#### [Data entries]
===============

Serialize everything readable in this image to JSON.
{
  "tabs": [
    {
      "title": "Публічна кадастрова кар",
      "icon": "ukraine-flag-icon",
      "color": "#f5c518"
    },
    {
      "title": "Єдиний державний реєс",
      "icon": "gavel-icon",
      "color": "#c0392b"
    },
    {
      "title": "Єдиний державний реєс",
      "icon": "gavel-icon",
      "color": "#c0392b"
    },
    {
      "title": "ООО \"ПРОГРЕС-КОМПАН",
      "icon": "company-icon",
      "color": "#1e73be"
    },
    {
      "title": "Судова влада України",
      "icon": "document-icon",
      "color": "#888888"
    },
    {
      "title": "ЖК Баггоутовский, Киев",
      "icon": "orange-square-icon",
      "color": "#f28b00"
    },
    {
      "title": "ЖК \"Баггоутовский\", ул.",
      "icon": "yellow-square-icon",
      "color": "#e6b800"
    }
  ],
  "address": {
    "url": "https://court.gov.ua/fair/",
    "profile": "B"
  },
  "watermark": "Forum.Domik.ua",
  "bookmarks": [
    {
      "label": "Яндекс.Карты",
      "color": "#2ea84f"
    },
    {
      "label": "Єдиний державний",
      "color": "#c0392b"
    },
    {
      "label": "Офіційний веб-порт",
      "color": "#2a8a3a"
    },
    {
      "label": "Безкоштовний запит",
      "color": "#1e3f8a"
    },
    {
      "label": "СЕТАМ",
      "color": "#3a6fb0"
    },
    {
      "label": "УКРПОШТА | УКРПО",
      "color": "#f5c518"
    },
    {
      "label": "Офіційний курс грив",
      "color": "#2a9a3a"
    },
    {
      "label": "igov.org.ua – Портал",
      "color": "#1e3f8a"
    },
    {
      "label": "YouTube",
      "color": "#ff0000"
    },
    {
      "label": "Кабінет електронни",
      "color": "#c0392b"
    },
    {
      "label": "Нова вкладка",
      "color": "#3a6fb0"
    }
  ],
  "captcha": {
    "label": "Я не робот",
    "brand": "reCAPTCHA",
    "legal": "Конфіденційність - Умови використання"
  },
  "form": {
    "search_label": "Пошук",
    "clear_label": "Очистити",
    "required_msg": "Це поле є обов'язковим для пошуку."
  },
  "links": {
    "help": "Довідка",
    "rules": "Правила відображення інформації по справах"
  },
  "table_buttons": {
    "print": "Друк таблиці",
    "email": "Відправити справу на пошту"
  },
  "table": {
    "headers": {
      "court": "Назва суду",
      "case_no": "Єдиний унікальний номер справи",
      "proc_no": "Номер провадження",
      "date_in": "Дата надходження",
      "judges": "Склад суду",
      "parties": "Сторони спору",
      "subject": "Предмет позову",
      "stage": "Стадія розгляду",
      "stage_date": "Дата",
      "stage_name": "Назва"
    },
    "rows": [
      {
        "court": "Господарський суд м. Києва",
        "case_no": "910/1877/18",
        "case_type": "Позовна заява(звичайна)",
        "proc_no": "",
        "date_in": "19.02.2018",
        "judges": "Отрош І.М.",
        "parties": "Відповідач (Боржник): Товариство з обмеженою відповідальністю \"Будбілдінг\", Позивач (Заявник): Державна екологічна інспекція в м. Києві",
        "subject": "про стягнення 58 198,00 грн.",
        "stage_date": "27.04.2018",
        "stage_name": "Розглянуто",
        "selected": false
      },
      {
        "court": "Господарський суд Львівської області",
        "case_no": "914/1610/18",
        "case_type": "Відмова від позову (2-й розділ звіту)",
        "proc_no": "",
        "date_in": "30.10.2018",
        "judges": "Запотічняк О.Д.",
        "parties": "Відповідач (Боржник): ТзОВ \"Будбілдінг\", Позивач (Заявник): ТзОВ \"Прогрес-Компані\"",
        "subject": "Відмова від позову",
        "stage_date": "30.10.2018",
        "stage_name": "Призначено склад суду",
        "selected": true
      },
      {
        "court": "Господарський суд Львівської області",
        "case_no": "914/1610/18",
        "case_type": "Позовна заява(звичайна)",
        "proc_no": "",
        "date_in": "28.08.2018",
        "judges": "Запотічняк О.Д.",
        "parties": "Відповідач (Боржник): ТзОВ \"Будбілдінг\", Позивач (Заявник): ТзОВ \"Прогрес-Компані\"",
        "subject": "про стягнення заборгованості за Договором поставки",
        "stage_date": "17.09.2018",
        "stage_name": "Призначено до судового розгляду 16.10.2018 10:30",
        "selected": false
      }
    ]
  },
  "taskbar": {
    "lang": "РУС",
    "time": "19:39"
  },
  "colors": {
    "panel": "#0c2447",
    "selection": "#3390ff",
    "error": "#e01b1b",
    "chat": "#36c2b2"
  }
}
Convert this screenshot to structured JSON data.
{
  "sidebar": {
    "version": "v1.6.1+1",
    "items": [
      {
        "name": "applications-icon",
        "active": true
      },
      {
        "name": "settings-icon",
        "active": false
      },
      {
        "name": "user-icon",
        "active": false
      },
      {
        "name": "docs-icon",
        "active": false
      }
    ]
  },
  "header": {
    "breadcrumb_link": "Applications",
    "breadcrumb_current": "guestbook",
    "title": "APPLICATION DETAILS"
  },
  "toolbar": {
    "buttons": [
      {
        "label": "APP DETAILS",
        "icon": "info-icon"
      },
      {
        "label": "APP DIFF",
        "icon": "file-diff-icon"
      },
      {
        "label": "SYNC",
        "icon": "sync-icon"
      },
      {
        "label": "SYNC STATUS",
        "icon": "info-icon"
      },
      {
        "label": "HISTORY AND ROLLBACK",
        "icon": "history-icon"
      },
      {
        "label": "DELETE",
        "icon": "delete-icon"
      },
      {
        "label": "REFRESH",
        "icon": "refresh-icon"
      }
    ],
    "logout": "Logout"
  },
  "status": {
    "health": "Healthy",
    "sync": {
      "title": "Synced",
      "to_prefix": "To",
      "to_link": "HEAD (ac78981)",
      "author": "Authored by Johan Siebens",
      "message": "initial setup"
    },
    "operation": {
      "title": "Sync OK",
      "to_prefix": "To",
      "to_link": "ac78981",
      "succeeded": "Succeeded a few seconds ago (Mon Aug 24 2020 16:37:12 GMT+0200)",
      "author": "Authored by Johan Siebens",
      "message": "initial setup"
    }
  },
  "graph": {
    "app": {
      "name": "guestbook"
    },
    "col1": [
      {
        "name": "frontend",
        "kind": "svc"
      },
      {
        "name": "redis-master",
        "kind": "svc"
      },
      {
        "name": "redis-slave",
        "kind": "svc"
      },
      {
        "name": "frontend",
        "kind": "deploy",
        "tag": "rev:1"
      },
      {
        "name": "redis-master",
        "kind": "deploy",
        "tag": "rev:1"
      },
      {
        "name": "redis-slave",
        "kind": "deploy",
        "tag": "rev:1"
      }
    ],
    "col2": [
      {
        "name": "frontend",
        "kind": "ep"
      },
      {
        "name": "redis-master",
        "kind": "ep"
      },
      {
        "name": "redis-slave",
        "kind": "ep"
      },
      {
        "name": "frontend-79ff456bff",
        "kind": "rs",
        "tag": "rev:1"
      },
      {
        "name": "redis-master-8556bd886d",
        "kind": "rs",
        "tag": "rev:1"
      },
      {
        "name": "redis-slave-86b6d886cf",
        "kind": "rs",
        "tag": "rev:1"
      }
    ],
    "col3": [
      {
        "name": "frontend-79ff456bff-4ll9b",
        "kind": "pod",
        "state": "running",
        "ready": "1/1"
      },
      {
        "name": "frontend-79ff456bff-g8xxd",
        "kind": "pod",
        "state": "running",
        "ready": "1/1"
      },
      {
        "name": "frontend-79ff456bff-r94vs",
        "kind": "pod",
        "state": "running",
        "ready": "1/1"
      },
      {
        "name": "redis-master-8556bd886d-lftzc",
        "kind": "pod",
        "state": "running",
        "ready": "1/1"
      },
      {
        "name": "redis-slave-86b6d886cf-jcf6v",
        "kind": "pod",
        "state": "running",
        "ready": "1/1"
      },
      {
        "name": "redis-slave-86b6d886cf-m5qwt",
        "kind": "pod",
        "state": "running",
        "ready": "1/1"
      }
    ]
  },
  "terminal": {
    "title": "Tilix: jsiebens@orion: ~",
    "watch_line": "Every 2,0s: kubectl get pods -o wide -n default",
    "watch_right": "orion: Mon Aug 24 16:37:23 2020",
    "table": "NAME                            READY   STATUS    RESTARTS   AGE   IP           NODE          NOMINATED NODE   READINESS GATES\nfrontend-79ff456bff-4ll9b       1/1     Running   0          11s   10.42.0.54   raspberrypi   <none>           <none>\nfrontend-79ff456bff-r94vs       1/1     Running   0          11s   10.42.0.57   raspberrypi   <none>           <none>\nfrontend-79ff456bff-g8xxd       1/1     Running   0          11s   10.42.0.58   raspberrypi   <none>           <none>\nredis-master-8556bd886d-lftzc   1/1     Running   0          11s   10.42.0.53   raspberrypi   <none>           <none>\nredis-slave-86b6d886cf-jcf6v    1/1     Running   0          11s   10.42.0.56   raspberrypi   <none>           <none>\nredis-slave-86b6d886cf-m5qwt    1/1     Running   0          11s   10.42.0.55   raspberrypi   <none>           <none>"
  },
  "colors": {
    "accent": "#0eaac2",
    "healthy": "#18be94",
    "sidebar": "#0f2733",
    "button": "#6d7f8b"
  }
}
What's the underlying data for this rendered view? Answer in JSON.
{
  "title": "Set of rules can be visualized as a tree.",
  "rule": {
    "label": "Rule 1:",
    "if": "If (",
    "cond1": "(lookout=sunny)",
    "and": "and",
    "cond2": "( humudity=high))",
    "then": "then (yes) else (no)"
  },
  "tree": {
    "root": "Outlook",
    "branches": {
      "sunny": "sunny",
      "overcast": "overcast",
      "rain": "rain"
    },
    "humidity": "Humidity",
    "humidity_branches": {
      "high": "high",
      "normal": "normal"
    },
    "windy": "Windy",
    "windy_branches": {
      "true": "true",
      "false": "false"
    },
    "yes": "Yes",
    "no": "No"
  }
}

===============

#### [Set problem]
Quote, word for word, every line starting at the one that contains "What's the underlying" and ending with the final line of the entries.

#### [Written solution]
What's the underlying data for this rendered view? Answer in JSON.
{
  "title": "Set of rules can be visualized as a tree.",
  "rule": {
    "label": "Rule 1:",
    "if": "If (",
    "cond1": "(lookout=sunny)",
    "and": "and",
    "cond2": "( humudity=high))",
    "then": "then (yes) else (no)"
  },
  "tree": {
    "root": "Outlook",
    "branches": {
      "sunny": "sunny",
      "overcast": "overcast",
      "rain": "rain"
    },
    "humidity": "Humidity",
    "humidity_branches": {
      "high": "high",
      "normal": "normal"
    },
    "windy": "Windy",
    "windy_branches": {
      "true": "true",
      "false": "false"
    },
    "yes": "Yes",
    "no": "No"
  }
}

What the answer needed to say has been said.